**EXERCISE INSTRUCTIONS**
Reproduce each line bearing the word "ylabel".

## START GIVEN ENTRIES

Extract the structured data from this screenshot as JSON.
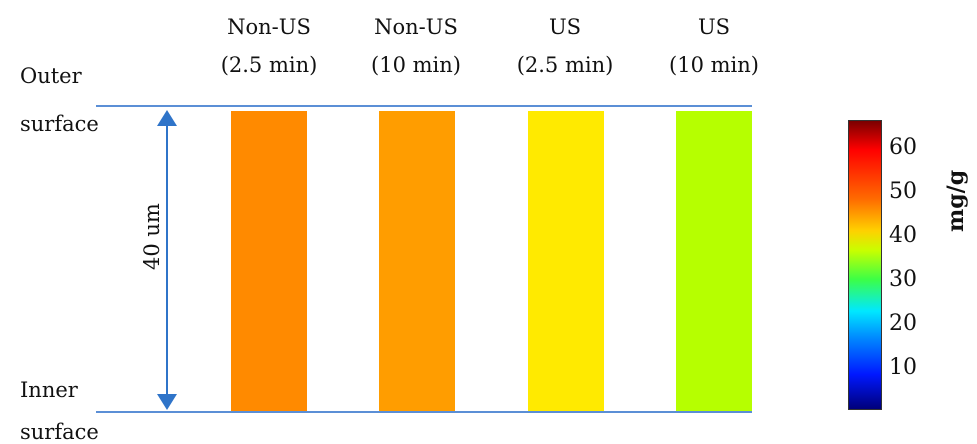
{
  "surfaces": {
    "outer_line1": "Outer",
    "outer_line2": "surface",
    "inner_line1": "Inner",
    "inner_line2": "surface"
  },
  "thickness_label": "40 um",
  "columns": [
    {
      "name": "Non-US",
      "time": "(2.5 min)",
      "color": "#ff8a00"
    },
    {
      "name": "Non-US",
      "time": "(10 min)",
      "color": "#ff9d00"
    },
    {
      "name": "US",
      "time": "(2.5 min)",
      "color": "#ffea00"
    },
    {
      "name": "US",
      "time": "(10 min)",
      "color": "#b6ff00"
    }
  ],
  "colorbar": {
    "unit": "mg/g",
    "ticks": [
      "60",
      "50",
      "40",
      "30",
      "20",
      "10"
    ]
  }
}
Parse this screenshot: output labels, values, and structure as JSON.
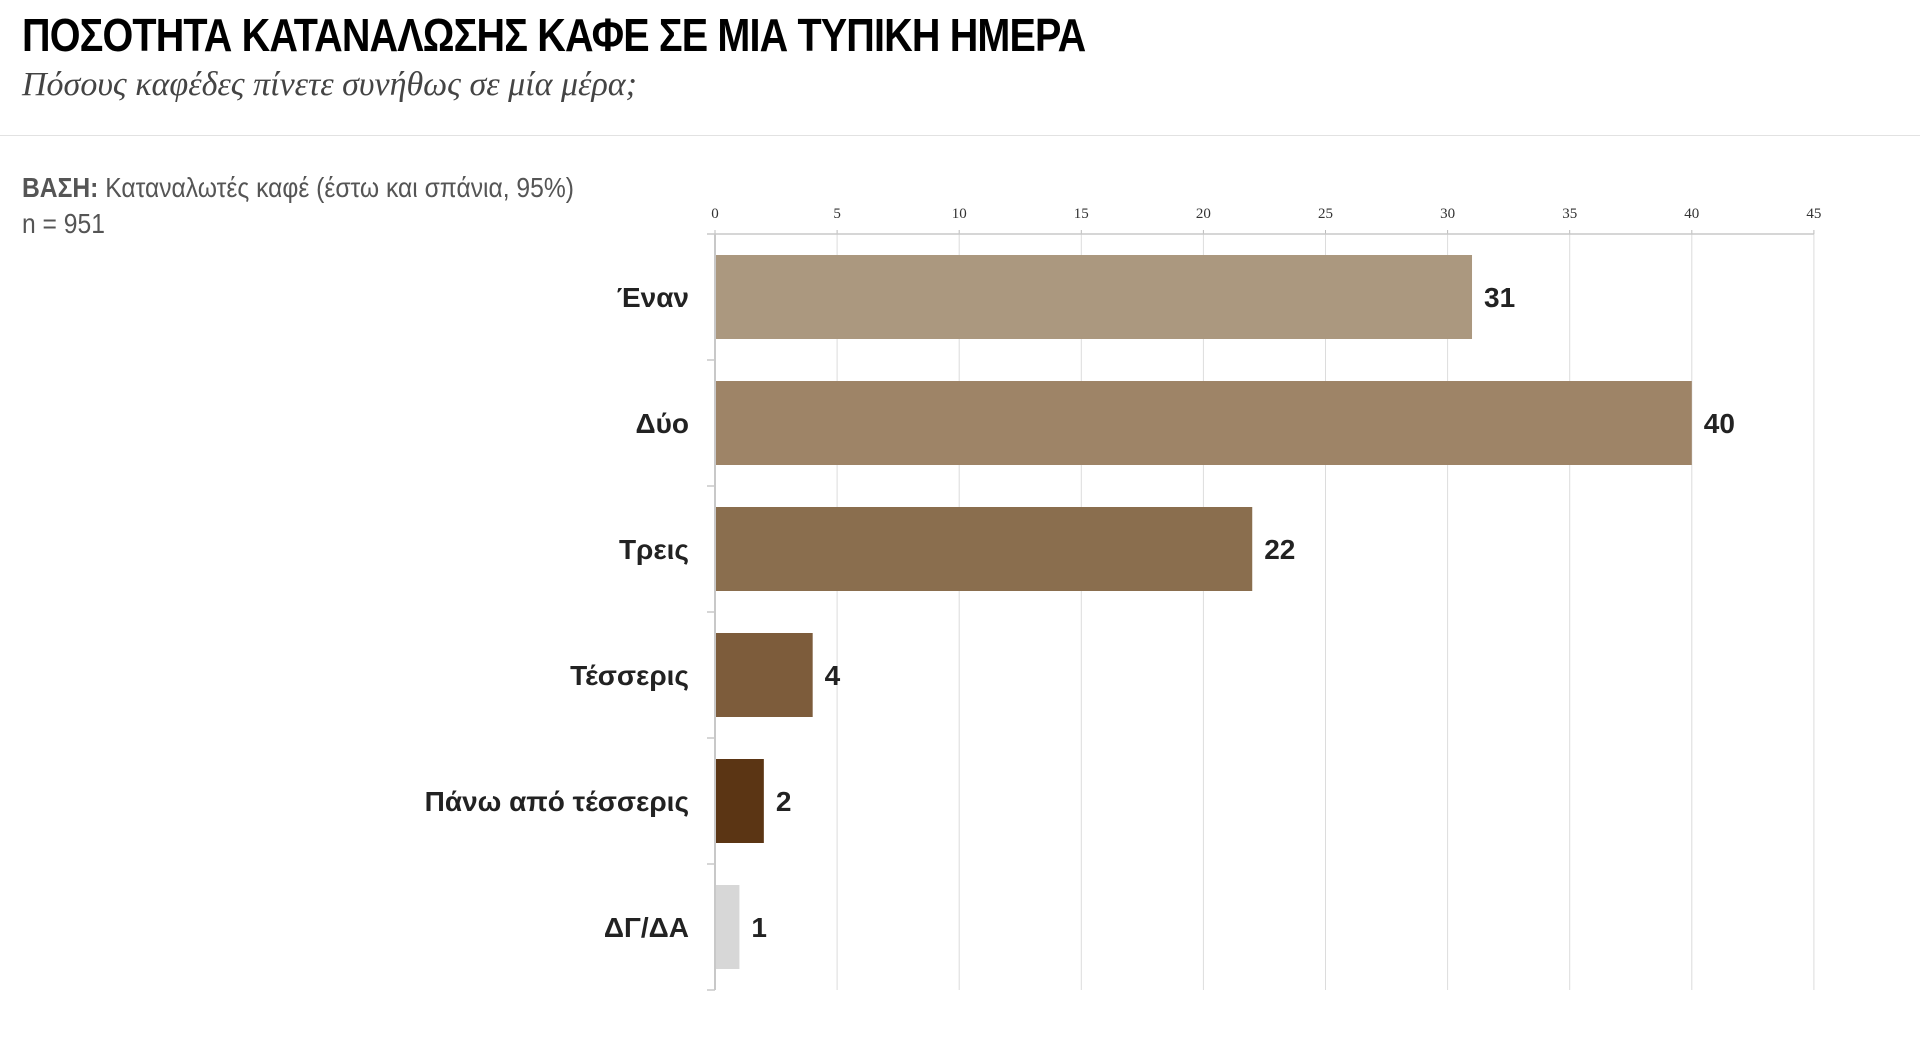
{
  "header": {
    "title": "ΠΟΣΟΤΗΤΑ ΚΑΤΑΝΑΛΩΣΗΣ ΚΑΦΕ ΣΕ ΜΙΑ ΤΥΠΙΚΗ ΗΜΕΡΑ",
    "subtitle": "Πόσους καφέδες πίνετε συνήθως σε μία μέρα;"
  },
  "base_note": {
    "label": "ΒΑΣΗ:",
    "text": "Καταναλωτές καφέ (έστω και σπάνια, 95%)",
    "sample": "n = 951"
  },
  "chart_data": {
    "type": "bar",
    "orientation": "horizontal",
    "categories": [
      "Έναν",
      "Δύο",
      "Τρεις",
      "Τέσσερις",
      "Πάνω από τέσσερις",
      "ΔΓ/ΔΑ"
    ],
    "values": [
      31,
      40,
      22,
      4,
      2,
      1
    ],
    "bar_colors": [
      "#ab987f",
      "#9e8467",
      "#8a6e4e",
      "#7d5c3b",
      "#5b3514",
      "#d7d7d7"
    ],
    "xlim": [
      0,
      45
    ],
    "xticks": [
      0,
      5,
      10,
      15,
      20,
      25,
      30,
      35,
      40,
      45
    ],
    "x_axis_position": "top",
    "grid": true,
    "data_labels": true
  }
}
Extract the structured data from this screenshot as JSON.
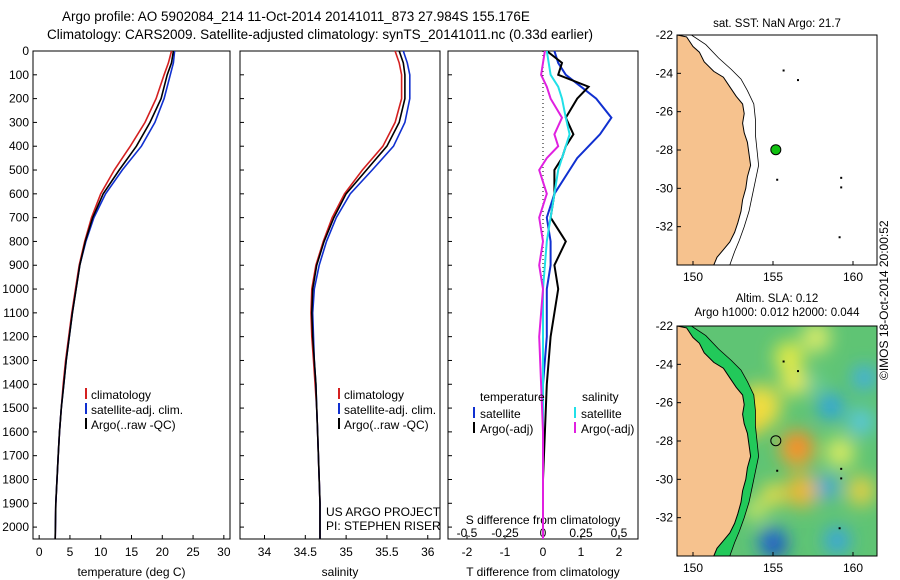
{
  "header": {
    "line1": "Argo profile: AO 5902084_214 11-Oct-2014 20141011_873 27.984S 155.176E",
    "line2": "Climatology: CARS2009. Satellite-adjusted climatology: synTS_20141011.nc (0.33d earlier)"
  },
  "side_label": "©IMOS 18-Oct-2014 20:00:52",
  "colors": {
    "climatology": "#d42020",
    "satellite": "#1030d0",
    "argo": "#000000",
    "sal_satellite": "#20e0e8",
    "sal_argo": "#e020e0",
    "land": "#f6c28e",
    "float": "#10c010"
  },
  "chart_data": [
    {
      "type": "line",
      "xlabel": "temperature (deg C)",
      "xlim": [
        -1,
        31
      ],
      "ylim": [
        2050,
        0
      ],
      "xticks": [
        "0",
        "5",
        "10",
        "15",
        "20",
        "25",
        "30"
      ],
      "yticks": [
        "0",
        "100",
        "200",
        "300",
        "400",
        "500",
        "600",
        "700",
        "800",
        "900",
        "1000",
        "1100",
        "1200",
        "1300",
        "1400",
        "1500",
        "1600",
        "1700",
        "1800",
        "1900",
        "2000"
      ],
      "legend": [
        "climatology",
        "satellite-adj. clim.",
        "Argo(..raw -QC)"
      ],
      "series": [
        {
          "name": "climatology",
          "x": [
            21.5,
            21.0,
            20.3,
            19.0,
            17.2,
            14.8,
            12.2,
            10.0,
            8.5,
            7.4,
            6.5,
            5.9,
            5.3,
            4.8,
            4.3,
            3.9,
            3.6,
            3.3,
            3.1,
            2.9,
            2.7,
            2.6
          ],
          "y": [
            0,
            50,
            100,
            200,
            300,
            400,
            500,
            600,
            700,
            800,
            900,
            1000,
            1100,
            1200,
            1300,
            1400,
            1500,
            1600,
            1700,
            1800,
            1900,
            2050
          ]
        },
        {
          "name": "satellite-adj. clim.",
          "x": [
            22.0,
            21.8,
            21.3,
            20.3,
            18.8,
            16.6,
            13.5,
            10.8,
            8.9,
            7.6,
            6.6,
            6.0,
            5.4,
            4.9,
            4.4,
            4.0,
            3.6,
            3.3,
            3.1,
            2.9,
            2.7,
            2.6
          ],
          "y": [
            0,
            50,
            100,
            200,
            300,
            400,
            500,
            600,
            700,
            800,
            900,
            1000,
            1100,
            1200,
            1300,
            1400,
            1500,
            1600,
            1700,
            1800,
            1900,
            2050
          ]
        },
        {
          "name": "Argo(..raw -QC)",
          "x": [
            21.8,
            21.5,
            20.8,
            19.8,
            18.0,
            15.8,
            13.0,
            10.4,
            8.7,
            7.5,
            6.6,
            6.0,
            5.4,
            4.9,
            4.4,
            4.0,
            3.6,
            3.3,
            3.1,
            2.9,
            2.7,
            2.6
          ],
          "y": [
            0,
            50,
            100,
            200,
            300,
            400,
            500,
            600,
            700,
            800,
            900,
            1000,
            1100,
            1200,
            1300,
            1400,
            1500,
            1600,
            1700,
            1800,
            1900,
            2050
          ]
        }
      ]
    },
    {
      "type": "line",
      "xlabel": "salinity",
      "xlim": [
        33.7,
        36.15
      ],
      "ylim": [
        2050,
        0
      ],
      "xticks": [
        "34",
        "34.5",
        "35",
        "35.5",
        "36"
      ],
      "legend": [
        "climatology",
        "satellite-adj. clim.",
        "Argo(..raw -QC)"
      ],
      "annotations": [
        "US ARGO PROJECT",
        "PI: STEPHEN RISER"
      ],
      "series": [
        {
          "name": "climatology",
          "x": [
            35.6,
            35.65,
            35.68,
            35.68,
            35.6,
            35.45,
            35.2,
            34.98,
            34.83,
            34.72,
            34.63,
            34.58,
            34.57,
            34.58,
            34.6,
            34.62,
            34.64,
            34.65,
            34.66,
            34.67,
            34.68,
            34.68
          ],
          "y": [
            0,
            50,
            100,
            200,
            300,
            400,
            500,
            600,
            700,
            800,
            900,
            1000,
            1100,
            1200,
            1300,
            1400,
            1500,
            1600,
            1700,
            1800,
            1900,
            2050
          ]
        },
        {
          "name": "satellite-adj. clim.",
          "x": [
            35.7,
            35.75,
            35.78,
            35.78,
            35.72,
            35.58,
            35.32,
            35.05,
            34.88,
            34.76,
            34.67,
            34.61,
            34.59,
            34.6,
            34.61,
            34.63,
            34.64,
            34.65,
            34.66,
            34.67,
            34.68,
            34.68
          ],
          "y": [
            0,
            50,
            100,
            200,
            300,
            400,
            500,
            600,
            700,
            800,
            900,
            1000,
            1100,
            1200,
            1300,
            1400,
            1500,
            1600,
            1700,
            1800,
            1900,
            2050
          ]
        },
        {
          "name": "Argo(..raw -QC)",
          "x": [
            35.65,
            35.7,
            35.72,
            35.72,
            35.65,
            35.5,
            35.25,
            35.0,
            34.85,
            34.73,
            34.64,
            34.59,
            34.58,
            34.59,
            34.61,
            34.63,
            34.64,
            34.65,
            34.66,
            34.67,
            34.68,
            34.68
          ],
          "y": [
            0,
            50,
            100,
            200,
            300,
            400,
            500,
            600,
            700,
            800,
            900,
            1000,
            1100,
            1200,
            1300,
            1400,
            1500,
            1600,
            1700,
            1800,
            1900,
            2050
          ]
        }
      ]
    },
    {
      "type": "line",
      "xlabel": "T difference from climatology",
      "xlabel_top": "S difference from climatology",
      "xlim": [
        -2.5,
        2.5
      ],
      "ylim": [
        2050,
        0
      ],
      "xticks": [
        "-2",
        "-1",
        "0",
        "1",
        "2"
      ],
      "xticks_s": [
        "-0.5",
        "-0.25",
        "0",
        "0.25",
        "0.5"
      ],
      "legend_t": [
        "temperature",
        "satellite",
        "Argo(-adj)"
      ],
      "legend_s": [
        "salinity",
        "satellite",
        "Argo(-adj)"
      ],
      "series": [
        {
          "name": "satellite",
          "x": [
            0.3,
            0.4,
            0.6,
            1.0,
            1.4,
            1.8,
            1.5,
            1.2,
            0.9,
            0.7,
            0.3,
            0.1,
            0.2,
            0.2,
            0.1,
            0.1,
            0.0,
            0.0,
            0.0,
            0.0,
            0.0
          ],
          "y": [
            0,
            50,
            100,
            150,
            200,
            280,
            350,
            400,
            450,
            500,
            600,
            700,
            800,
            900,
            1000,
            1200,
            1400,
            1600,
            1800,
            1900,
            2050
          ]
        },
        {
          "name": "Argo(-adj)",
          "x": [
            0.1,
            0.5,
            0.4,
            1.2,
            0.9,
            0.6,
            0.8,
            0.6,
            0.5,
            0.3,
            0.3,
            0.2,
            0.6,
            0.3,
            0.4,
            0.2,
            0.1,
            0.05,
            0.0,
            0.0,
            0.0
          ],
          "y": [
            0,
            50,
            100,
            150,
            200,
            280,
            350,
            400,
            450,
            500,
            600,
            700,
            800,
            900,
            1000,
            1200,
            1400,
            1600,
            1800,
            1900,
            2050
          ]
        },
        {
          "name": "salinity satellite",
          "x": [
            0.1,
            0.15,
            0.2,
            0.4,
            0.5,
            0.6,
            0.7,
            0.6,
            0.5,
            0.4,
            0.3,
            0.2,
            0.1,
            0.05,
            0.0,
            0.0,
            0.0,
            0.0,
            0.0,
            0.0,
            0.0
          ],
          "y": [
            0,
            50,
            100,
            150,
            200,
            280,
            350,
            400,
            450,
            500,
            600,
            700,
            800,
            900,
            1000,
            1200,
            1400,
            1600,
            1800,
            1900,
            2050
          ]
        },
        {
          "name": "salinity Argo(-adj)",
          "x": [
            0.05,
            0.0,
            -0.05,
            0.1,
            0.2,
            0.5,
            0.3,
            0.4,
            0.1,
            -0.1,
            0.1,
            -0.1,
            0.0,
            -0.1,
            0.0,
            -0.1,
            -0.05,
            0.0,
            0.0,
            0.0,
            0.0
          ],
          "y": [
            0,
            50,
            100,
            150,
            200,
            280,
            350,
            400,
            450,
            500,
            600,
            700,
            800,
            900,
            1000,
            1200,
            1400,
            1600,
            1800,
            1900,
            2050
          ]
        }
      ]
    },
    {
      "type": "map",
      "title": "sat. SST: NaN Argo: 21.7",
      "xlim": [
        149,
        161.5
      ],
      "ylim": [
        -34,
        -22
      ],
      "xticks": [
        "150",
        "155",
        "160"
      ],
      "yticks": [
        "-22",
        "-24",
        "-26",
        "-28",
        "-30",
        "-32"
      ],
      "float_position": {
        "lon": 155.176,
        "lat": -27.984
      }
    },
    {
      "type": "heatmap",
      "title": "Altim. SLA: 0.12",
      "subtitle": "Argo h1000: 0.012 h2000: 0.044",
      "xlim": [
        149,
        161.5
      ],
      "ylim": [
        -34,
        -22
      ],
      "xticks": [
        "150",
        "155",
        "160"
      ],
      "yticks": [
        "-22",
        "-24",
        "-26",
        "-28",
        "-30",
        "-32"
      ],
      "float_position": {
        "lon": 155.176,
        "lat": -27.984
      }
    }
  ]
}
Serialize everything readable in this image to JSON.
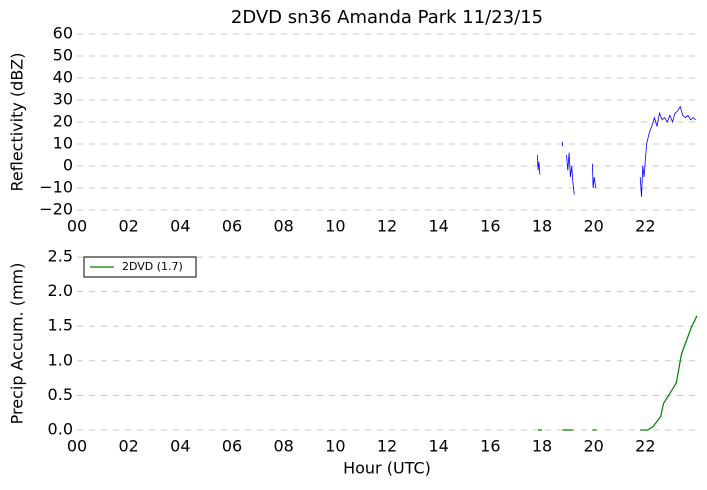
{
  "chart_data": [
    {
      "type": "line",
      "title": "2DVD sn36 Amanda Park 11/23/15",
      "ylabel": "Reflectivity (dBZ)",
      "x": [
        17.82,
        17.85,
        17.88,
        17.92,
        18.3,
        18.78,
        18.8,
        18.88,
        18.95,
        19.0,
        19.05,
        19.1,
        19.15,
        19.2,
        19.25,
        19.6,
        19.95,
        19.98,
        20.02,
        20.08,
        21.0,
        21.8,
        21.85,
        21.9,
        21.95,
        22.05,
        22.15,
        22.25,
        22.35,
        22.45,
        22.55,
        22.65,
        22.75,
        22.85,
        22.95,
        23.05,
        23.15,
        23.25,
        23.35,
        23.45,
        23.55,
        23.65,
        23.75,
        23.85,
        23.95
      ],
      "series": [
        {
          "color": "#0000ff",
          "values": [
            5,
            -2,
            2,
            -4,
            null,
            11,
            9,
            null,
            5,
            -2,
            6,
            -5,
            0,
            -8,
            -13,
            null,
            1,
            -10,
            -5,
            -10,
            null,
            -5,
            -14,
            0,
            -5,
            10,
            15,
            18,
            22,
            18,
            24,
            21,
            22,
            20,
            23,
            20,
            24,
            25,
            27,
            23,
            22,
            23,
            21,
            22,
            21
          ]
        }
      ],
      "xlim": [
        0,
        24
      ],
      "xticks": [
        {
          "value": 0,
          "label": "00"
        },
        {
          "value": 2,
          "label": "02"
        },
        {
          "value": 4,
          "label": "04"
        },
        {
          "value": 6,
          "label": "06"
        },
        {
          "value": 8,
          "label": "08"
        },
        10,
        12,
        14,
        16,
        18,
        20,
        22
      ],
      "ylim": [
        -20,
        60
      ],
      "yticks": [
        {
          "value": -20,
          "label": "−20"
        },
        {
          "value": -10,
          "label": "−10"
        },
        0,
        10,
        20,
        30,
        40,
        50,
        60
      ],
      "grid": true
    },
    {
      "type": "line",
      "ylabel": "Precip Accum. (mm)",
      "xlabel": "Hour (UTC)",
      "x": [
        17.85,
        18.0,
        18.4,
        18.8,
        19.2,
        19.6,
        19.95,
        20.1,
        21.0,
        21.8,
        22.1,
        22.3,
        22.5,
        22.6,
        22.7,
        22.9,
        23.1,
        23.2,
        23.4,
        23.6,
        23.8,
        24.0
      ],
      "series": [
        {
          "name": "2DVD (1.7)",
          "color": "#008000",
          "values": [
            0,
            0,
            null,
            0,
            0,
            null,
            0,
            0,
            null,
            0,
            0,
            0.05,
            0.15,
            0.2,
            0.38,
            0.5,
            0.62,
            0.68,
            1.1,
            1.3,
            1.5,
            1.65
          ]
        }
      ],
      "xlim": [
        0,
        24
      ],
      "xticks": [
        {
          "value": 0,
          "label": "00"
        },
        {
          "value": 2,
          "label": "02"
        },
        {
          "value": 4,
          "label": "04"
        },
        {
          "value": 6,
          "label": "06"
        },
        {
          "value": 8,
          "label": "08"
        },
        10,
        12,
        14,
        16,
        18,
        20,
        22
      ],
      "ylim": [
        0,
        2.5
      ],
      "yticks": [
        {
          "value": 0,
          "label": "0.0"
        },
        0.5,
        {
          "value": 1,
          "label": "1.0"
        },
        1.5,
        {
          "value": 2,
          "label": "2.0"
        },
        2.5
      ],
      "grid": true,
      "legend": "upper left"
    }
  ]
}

## END GIVEN ENTRIES

**WORKED SOLUTION**
      "ylabel": "Reflectivity (dBZ)",
      "ylabel": "Precip Accum. (mm)",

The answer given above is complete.